Activity >> The expected answer is every line of the material that contains the word "signal".

Material for this task >>
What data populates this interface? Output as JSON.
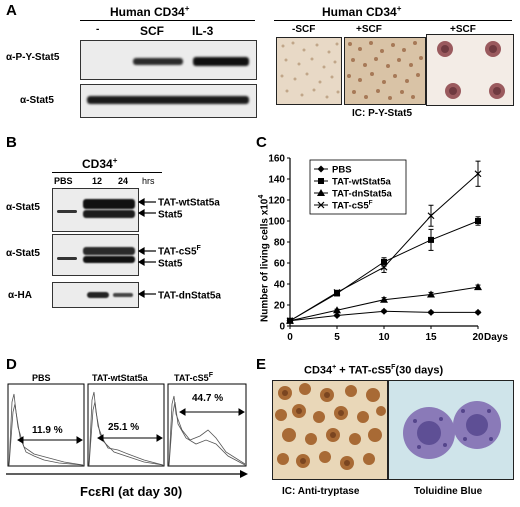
{
  "panelA": {
    "label": "A",
    "left": {
      "title": "Human CD34",
      "title_sup": "+",
      "lanes": [
        "-",
        "SCF",
        "IL-3"
      ],
      "row_labels": [
        "α-P-Y-Stat5",
        "α-Stat5"
      ]
    },
    "right": {
      "title": "Human CD34",
      "title_sup": "+",
      "conditions": [
        "-SCF",
        "+SCF",
        "+SCF"
      ],
      "caption": "IC: P-Y-Stat5"
    }
  },
  "panelB": {
    "label": "B",
    "title": "CD34",
    "title_sup": "+",
    "lanes": [
      "PBS",
      "12",
      "24"
    ],
    "time_unit": "hrs",
    "row_labels": [
      "α-Stat5",
      "α-Stat5",
      "α-HA"
    ],
    "band_labels": [
      {
        "text": "TAT-wtStat5a",
        "sup": ""
      },
      {
        "text": "Stat5",
        "sup": ""
      },
      {
        "text": "TAT-cS5",
        "sup": "F"
      },
      {
        "text": "Stat5",
        "sup": ""
      },
      {
        "text": "TAT-dnStat5a",
        "sup": ""
      }
    ]
  },
  "panelC": {
    "label": "C",
    "chart_data": {
      "type": "line",
      "ylabel": "Number of living cells x10",
      "ylabel_sup": "4",
      "xlabel": "Days",
      "x": [
        0,
        5,
        10,
        15,
        20
      ],
      "xticks": [
        "0",
        "5",
        "10",
        "15",
        "20"
      ],
      "yticks": [
        "0",
        "20",
        "40",
        "60",
        "80",
        "100",
        "120",
        "140",
        "160"
      ],
      "ylim": [
        0,
        160
      ],
      "xlim": [
        0,
        20
      ],
      "grid": false,
      "legend_position": "top-left",
      "series": [
        {
          "name": "PBS",
          "marker": "diamond",
          "values": [
            5,
            10,
            14,
            13,
            13
          ],
          "err": [
            1,
            1,
            1,
            1,
            1
          ]
        },
        {
          "name": "TAT-wtStat5a",
          "marker": "square",
          "values": [
            5,
            31,
            61,
            82,
            100
          ],
          "err": [
            1,
            2,
            4,
            10,
            4
          ]
        },
        {
          "name": "TAT-dnStat5a",
          "marker": "triangle",
          "values": [
            5,
            15,
            25,
            30,
            37
          ],
          "err": [
            1,
            1,
            2,
            2,
            2
          ]
        },
        {
          "name": "TAT-cS5",
          "name_sup": "F",
          "marker": "x",
          "values": [
            5,
            32,
            56,
            105,
            145
          ],
          "err": [
            1,
            2,
            5,
            10,
            12
          ]
        }
      ]
    }
  },
  "panelD": {
    "label": "D",
    "plots": [
      {
        "name": "PBS",
        "name_sup": "",
        "percent": "11.9 %"
      },
      {
        "name": "TAT-wtStat5a",
        "name_sup": "",
        "percent": "25.1 %"
      },
      {
        "name": "TAT-cS5",
        "name_sup": "F",
        "percent": "44.7 %"
      }
    ],
    "axis_label": "FcεRI (at day 30)"
  },
  "panelE": {
    "label": "E",
    "title_pre": "CD34",
    "title_sup1": "+",
    "title_mid": " + TAT-cS5",
    "title_sup2": "F",
    "title_post": "(30 days)",
    "captions": [
      "IC: Anti-tryptase",
      "Toluidine Blue"
    ]
  }
}
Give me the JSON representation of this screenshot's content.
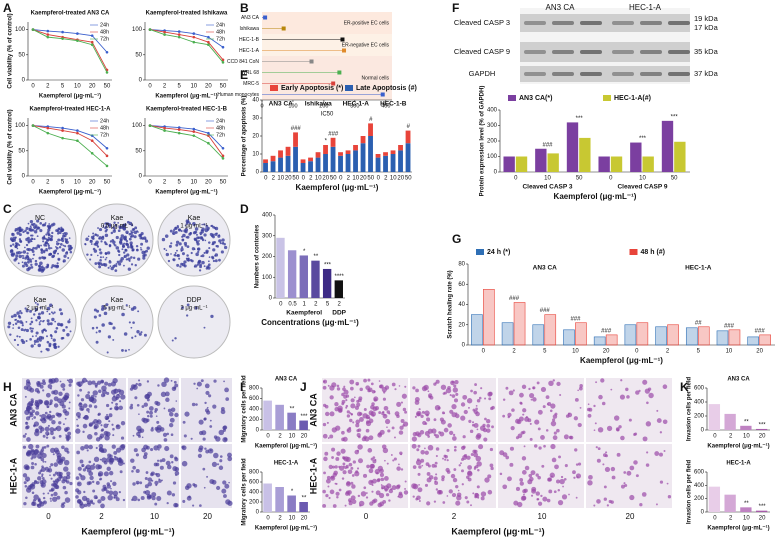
{
  "panels": [
    "A",
    "B",
    "C",
    "D",
    "E",
    "F",
    "G",
    "H",
    "I",
    "J",
    "K"
  ],
  "colonies": [
    {
      "name": "NC"
    },
    {
      "name": "Kae",
      "dose": "0.5 μg·mL⁻¹"
    },
    {
      "name": "Kae",
      "dose": "1 μg·mL⁻¹"
    },
    {
      "name": "Kae",
      "dose": "2 μg·mL⁻¹"
    },
    {
      "name": "Kae",
      "dose": "5 μg·mL⁻¹"
    },
    {
      "name": "DDP",
      "dose": "2 μg·mL⁻¹"
    }
  ],
  "blot": {
    "cells": [
      "AN3 CA",
      "HEC-1-A"
    ],
    "rows": [
      {
        "name": "Cleaved CASP 3",
        "kda": [
          "19 kDa",
          "17 kDa"
        ]
      },
      {
        "name": "Cleaved CASP 9",
        "kda": [
          "35 kDa"
        ]
      },
      {
        "name": "GAPDH",
        "kda": [
          "37 kDa"
        ]
      }
    ]
  },
  "migration": {
    "rows": [
      "AN3 CA",
      "HEC-1-A"
    ],
    "cols": [
      "0",
      "2",
      "10",
      "20"
    ],
    "xlabel": "Kaempferol (μg·mL⁻¹)"
  },
  "invasion": {
    "rows": [
      "AN3 CA",
      "HEC-1-A"
    ],
    "cols": [
      "0",
      "2",
      "10",
      "20"
    ],
    "xlabel": "Kaempferol (μg·mL⁻¹)"
  },
  "chart_data": [
    {
      "type": "line",
      "title": "Kaempferol-treated AN3 CA",
      "categories": [
        "0",
        "2",
        "5",
        "10",
        "20",
        "50"
      ],
      "series": [
        {
          "name": "24h",
          "color": "#3a5fcd",
          "values": [
            100,
            97,
            95,
            92,
            88,
            55
          ]
        },
        {
          "name": "48h",
          "color": "#d9403a",
          "values": [
            100,
            90,
            85,
            80,
            75,
            20
          ]
        },
        {
          "name": "72h",
          "color": "#4caf50",
          "values": [
            100,
            85,
            82,
            78,
            70,
            15
          ]
        }
      ],
      "ylim": [
        0,
        115
      ],
      "yticks": [
        0,
        50,
        100
      ],
      "xlabel": "Kaempferol (μg·mL⁻¹)",
      "ylabel": "Cell viability (% of control)"
    },
    {
      "type": "line",
      "title": "Kaempferol-treated Ishikawa",
      "categories": [
        "0",
        "2",
        "5",
        "10",
        "20",
        "50"
      ],
      "series": [
        {
          "name": "24h",
          "color": "#3a5fcd",
          "values": [
            100,
            98,
            96,
            92,
            85,
            65
          ]
        },
        {
          "name": "48h",
          "color": "#d9403a",
          "values": [
            100,
            95,
            90,
            85,
            75,
            40
          ]
        },
        {
          "name": "72h",
          "color": "#4caf50",
          "values": [
            100,
            90,
            85,
            75,
            70,
            35
          ]
        }
      ],
      "ylim": [
        0,
        115
      ],
      "yticks": [
        0,
        50,
        100
      ],
      "xlabel": "Kaempferol (μg·mL⁻¹)"
    },
    {
      "type": "line",
      "title": "Kaempferol-treated HEC-1-A",
      "categories": [
        "0",
        "2",
        "5",
        "10",
        "20",
        "50"
      ],
      "series": [
        {
          "name": "24h",
          "color": "#3a5fcd",
          "values": [
            100,
            98,
            95,
            90,
            80,
            55
          ]
        },
        {
          "name": "48h",
          "color": "#d9403a",
          "values": [
            100,
            95,
            90,
            85,
            70,
            40
          ]
        },
        {
          "name": "72h",
          "color": "#4caf50",
          "values": [
            100,
            85,
            75,
            70,
            45,
            20
          ]
        }
      ],
      "ylim": [
        0,
        115
      ],
      "yticks": [
        0,
        50,
        100
      ],
      "xlabel": "Kaempferol (μg·mL⁻¹)",
      "ylabel": "Cell viability (% of control)"
    },
    {
      "type": "line",
      "title": "Kaempferol-treated HEC-1-B",
      "categories": [
        "0",
        "2",
        "5",
        "10",
        "20",
        "50"
      ],
      "series": [
        {
          "name": "24h",
          "color": "#3a5fcd",
          "values": [
            100,
            98,
            96,
            93,
            85,
            55
          ]
        },
        {
          "name": "48h",
          "color": "#d9403a",
          "values": [
            100,
            95,
            92,
            88,
            80,
            40
          ]
        },
        {
          "name": "72h",
          "color": "#4caf50",
          "values": [
            100,
            90,
            85,
            80,
            65,
            35
          ]
        }
      ],
      "ylim": [
        0,
        115
      ],
      "yticks": [
        0,
        50,
        100
      ],
      "xlabel": "Kaempferol (μg·mL⁻¹)"
    },
    {
      "type": "dot",
      "categories": [
        "AN3 CA",
        "Ishikawa",
        "HEC-1-B",
        "HEC-1-A",
        "CCD 841 CoN",
        "WRL 68",
        "MRC-5",
        "Human monocytes"
      ],
      "values": [
        10,
        70,
        260,
        265,
        160,
        250,
        230,
        390
      ],
      "colors": [
        "#3a5fcd",
        "#b8860b",
        "#111111",
        "#e08a2a",
        "#888888",
        "#4caf50",
        "#d9403a",
        "#3a5fcd"
      ],
      "xlim": [
        0,
        420
      ],
      "xticks": [
        0,
        100,
        200,
        300,
        400
      ],
      "xlabel": "IC50",
      "regions": [
        "ER-positive EC cells",
        "ER-negative EC cells",
        "Normal cells"
      ]
    },
    {
      "type": "bar",
      "groups": [
        {
          "name": "Kaempferol",
          "categories": [
            "0",
            "0.5",
            "1",
            "2",
            "5"
          ]
        },
        {
          "name": "DDP",
          "categories": [
            "2"
          ]
        }
      ],
      "group_labels": "bottom",
      "values": [
        290,
        230,
        205,
        180,
        140,
        85
      ],
      "colors": [
        "#c9c3e6",
        "#9c8fcf",
        "#7b6db9",
        "#5a4a9f",
        "#3d2b85",
        "#111111"
      ],
      "ylim": [
        0,
        400
      ],
      "yticks": [
        0,
        100,
        200,
        300,
        400
      ],
      "ylabel": "Numbers of contonies",
      "xlabel": "Concentrations (μg·mL⁻¹)",
      "annotations": [
        {
          "text": "*",
          "index": 2
        },
        {
          "text": "**",
          "index": 3
        },
        {
          "text": "***",
          "index": 4
        },
        {
          "text": "****",
          "index": 5
        }
      ]
    },
    {
      "type": "bar",
      "stacked": true,
      "groups": [
        {
          "name": "AN3 CA",
          "categories": [
            "0",
            "2",
            "10",
            "20",
            "50"
          ]
        },
        {
          "name": "Ishikawa",
          "categories": [
            "0",
            "2",
            "10",
            "20",
            "50"
          ]
        },
        {
          "name": "HEC-1-A",
          "categories": [
            "0",
            "2",
            "10",
            "20",
            "50"
          ]
        },
        {
          "name": "HEC-1-B",
          "categories": [
            "0",
            "2",
            "10",
            "20",
            "50"
          ]
        }
      ],
      "group_labels": "top",
      "series": [
        {
          "name": "Early Apoptosis (*)",
          "color": "#e8443a",
          "values": [
            2,
            3,
            4,
            5,
            8,
            2,
            2,
            3,
            5,
            5,
            2,
            2,
            3,
            4,
            7,
            2,
            2,
            2,
            3,
            7
          ]
        },
        {
          "name": "Late Apoptosis (#)",
          "color": "#2b5fb0",
          "values": [
            5,
            6,
            8,
            9,
            14,
            5,
            6,
            8,
            10,
            14,
            9,
            10,
            12,
            16,
            20,
            8,
            9,
            10,
            12,
            16
          ]
        }
      ],
      "ylim": [
        0,
        40
      ],
      "yticks": [
        0,
        10,
        20,
        30,
        40
      ],
      "ylabel": "Percentage of apoptosis (%)",
      "xlabel": "Kaempferol (μg·mL⁻¹)",
      "annotations": [
        {
          "text": "###",
          "index": 4
        },
        {
          "text": "*",
          "index": 8
        },
        {
          "text": "###",
          "index": 9
        },
        {
          "text": "#",
          "index": 14
        },
        {
          "text": "#",
          "index": 19
        }
      ]
    },
    {
      "type": "bar",
      "groups": [
        {
          "name": "Cleaved CASP 3",
          "categories": [
            "0",
            "10",
            "50"
          ]
        },
        {
          "name": "Cleaved CASP 9",
          "categories": [
            "0",
            "10",
            "50"
          ]
        }
      ],
      "group_labels": "bottom",
      "series": [
        {
          "name": "AN3 CA(*)",
          "color": "#7b3fa0",
          "values": [
            100,
            150,
            320,
            100,
            190,
            330
          ]
        },
        {
          "name": "HEC-1-A(#)",
          "color": "#c8c832",
          "values": [
            100,
            120,
            220,
            100,
            100,
            195
          ]
        }
      ],
      "ylim": [
        0,
        400
      ],
      "yticks": [
        0,
        100,
        200,
        300,
        400
      ],
      "ylabel": "Protein expression level (% of GAPDH)",
      "xlabel": "Kaempferol (μg·mL⁻¹)",
      "annotations": [
        {
          "text": "###",
          "index": 1
        },
        {
          "text": "***",
          "index": 2
        },
        {
          "text": "***",
          "index": 4
        },
        {
          "text": "***",
          "index": 5
        }
      ]
    },
    {
      "type": "bar",
      "outline": true,
      "groups": [
        {
          "name": "AN3 CA",
          "categories": [
            "0",
            "2",
            "5",
            "10",
            "20"
          ]
        },
        {
          "name": "HEC-1-A",
          "categories": [
            "0",
            "2",
            "5",
            "10",
            "20"
          ]
        }
      ],
      "group_labels": "top",
      "series": [
        {
          "name": "24 h (*)",
          "color": "#2f6fb5",
          "values": [
            30,
            22,
            20,
            15,
            8,
            20,
            18,
            17,
            14,
            8
          ]
        },
        {
          "name": "48 h (#)",
          "color": "#e8443a",
          "values": [
            55,
            42,
            30,
            22,
            10,
            22,
            20,
            18,
            15,
            10
          ]
        }
      ],
      "ylim": [
        0,
        80
      ],
      "yticks": [
        0,
        20,
        40,
        60,
        80
      ],
      "ylabel": "Scratch healing rate (%)",
      "xlabel": "Kaempferol (μg·mL⁻¹)",
      "annotations": [
        {
          "text": "###",
          "index": 1
        },
        {
          "text": "###",
          "index": 2
        },
        {
          "text": "###",
          "index": 3
        },
        {
          "text": "###",
          "index": 4
        },
        {
          "text": "##",
          "index": 7
        },
        {
          "text": "###",
          "index": 8
        },
        {
          "text": "###",
          "index": 9
        }
      ]
    },
    {
      "type": "bar",
      "title": "AN3 CA",
      "categories": [
        "0",
        "2",
        "10",
        "20"
      ],
      "values": [
        560,
        480,
        330,
        180
      ],
      "colors": [
        "#c8c0e6",
        "#a99ed6",
        "#8a7cc4",
        "#6b5ab0"
      ],
      "ylim": [
        0,
        800
      ],
      "yticks": [
        0,
        200,
        400,
        600,
        800
      ],
      "ylabel": "Migratory cells per field",
      "xlabel": "Kaempferol (μg·mL⁻¹)",
      "annotations": [
        {
          "text": "**",
          "index": 2
        },
        {
          "text": "***",
          "index": 3
        }
      ]
    },
    {
      "type": "bar",
      "title": "HEC-1-A",
      "categories": [
        "0",
        "2",
        "10",
        "20"
      ],
      "values": [
        570,
        500,
        330,
        200
      ],
      "colors": [
        "#c8c0e6",
        "#a99ed6",
        "#8a7cc4",
        "#6b5ab0"
      ],
      "ylim": [
        0,
        800
      ],
      "yticks": [
        0,
        200,
        400,
        600,
        800
      ],
      "ylabel": "Migratory cells per field",
      "xlabel": "Kaempferol (μg·mL⁻¹)",
      "annotations": [
        {
          "text": "*",
          "index": 2
        },
        {
          "text": "**",
          "index": 3
        }
      ]
    },
    {
      "type": "bar",
      "title": "AN3 CA",
      "categories": [
        "0",
        "2",
        "10",
        "20"
      ],
      "values": [
        370,
        230,
        60,
        15
      ],
      "colors": [
        "#e8cde8",
        "#d4a8d6",
        "#bf82c2",
        "#a65ca9"
      ],
      "ylim": [
        0,
        600
      ],
      "yticks": [
        0,
        200,
        400,
        600
      ],
      "ylabel": "Invasion cells per field",
      "xlabel": "Kaempferol (μg·mL⁻¹)",
      "annotations": [
        {
          "text": "**",
          "index": 2
        },
        {
          "text": "***",
          "index": 3
        }
      ]
    },
    {
      "type": "bar",
      "title": "HEC-1-A",
      "categories": [
        "0",
        "2",
        "10",
        "20"
      ],
      "values": [
        380,
        260,
        70,
        20
      ],
      "colors": [
        "#e8cde8",
        "#d4a8d6",
        "#bf82c2",
        "#a65ca9"
      ],
      "ylim": [
        0,
        600
      ],
      "yticks": [
        0,
        200,
        400,
        600
      ],
      "ylabel": "Invasion cells per field",
      "xlabel": "Kaempferol (μg·mL⁻¹)",
      "annotations": [
        {
          "text": "**",
          "index": 2
        },
        {
          "text": "***",
          "index": 3
        }
      ]
    }
  ]
}
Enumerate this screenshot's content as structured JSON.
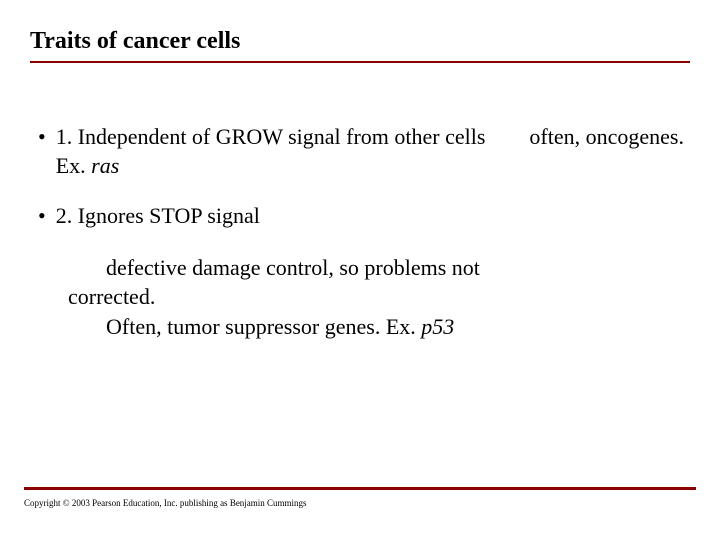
{
  "colors": {
    "accent": "#8b0000",
    "text": "#000000",
    "background": "#ffffff"
  },
  "title": "Traits of cancer cells",
  "bullet1": {
    "line1_part1": "1. Independent of GROW signal from other cells",
    "line1_spacer": "        ",
    "line1_part2": "often, oncogenes.  Ex. ",
    "line1_italic": "ras"
  },
  "bullet2": {
    "text": "2.  Ignores STOP signal"
  },
  "sub": {
    "line1_pre": "defective damage control, so problems not",
    "line2": "corrected.",
    "line3_pre": "Often, tumor suppressor genes.  Ex. ",
    "line3_italic": "p53"
  },
  "copyright": "Copyright © 2003 Pearson Education, Inc. publishing as Benjamin Cummings"
}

Response for this exercise >>
    "line1_part1": "1. Independent of GROW signal from other cells",
    "text": "2.  Ignores STOP signal"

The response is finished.